Look through the data below. Show each line where the string "equation" occurs.

Task inputs ▸
==*==
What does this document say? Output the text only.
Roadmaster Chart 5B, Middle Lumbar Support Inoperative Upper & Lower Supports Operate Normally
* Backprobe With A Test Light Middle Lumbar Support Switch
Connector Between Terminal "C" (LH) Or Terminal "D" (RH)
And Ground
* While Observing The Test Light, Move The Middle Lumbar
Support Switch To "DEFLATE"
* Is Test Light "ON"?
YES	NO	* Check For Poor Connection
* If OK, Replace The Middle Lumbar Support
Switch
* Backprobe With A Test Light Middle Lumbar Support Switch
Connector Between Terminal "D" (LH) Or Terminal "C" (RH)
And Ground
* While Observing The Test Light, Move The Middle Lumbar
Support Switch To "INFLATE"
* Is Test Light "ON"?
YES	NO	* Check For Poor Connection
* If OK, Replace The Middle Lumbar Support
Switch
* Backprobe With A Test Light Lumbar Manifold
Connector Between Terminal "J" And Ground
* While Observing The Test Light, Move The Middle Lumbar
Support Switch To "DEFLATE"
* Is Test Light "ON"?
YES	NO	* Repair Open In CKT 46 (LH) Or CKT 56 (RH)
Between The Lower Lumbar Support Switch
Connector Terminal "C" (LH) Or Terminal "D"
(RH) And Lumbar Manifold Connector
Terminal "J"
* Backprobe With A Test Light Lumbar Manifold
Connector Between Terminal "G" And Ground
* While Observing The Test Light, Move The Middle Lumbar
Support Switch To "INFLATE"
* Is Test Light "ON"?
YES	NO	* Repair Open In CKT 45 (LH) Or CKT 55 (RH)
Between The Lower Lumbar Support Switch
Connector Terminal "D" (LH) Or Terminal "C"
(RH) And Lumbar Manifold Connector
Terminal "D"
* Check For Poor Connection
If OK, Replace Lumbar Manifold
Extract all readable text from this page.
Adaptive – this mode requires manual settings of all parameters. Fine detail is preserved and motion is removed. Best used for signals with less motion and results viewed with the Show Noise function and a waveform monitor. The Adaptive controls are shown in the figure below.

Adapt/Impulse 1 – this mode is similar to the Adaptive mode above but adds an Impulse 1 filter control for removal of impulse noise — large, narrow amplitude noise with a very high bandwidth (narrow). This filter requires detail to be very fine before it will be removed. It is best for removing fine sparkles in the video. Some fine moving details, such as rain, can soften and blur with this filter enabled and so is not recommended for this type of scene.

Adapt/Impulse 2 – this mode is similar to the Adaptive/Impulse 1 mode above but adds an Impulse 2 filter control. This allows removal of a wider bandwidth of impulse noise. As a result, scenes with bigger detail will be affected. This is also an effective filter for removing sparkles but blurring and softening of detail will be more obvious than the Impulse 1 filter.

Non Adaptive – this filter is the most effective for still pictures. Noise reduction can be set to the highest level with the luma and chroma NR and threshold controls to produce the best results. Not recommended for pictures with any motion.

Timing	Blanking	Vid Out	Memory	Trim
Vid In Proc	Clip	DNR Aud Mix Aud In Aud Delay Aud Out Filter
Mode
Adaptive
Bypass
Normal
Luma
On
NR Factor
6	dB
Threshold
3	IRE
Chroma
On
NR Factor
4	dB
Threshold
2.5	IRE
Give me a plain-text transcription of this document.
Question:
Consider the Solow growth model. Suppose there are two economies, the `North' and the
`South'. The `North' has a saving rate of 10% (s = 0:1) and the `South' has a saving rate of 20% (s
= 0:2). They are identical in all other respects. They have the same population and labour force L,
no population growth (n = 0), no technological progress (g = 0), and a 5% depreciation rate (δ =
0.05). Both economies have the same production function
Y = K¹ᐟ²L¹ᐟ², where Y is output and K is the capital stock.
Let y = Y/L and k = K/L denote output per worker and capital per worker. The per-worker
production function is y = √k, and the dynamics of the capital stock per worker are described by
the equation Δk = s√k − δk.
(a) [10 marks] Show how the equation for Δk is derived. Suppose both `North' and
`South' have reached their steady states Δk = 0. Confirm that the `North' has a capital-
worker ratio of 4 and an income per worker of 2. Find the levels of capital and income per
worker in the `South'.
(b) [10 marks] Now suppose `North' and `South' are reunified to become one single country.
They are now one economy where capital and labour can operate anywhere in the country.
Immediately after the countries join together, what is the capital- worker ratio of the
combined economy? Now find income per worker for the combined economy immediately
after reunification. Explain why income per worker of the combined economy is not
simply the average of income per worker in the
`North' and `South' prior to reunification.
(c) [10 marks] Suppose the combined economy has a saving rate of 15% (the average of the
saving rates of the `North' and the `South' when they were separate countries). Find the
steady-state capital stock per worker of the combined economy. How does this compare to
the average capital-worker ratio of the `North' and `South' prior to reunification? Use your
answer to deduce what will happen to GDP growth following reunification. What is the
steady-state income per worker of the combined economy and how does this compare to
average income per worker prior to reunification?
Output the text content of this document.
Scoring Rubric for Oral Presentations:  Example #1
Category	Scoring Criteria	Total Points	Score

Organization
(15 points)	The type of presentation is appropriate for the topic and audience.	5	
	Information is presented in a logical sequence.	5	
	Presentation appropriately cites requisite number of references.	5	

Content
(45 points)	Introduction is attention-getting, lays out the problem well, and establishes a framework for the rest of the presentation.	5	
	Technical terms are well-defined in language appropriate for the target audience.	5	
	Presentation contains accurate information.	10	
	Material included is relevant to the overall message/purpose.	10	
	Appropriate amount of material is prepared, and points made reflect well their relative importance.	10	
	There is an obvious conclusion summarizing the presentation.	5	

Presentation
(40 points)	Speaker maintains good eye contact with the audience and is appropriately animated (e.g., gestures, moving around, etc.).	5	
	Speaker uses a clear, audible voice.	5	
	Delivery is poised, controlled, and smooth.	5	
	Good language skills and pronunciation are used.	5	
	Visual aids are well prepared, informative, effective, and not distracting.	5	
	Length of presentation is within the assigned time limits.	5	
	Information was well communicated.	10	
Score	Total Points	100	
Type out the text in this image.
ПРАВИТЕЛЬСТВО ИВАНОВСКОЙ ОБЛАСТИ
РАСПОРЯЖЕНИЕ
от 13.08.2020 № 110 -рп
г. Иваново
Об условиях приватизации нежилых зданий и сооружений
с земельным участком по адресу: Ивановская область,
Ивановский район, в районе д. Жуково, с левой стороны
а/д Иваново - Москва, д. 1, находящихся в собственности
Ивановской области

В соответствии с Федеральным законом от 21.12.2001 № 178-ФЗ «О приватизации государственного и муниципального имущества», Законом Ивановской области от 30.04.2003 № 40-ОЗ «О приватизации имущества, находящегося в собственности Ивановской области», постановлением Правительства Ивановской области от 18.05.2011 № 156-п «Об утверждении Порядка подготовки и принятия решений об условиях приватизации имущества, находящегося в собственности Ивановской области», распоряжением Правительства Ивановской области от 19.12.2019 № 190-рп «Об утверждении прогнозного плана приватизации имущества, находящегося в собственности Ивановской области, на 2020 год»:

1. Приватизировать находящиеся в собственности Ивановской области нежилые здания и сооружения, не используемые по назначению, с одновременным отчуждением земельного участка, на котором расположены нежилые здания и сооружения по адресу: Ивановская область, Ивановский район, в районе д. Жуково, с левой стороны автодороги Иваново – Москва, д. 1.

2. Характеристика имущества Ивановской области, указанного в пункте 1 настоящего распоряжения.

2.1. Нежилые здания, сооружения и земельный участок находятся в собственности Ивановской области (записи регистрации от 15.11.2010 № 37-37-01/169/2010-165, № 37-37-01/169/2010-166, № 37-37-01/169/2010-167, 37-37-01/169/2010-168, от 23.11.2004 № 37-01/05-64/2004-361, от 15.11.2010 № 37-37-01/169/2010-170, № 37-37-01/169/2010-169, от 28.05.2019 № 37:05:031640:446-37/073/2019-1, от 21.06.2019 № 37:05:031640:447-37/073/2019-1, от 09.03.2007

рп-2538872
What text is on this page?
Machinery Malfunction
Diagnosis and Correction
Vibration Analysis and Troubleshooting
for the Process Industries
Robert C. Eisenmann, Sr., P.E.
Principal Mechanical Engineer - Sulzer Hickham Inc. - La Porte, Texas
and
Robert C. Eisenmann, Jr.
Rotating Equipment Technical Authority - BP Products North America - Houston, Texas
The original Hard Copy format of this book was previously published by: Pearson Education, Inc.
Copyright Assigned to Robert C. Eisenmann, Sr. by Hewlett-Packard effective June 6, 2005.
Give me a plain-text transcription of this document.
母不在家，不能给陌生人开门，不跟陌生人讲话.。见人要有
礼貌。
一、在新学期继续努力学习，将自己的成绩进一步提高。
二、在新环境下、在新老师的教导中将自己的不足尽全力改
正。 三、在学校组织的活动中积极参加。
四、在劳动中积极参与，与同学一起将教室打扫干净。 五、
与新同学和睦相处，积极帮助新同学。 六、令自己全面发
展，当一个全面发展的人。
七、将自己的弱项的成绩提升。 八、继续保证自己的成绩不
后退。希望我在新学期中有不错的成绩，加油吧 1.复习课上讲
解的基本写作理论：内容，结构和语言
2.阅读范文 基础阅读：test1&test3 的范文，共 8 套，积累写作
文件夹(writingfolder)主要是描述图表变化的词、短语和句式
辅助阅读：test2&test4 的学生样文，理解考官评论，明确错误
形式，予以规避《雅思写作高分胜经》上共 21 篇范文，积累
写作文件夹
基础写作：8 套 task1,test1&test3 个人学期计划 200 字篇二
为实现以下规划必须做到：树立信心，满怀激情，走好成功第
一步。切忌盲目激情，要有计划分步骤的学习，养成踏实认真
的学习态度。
==*==
Correct output ▸
the equation Δk = s√k − δk.
(a) [10 marks] Show how the equation for Δk is derived. Suppose both `North' and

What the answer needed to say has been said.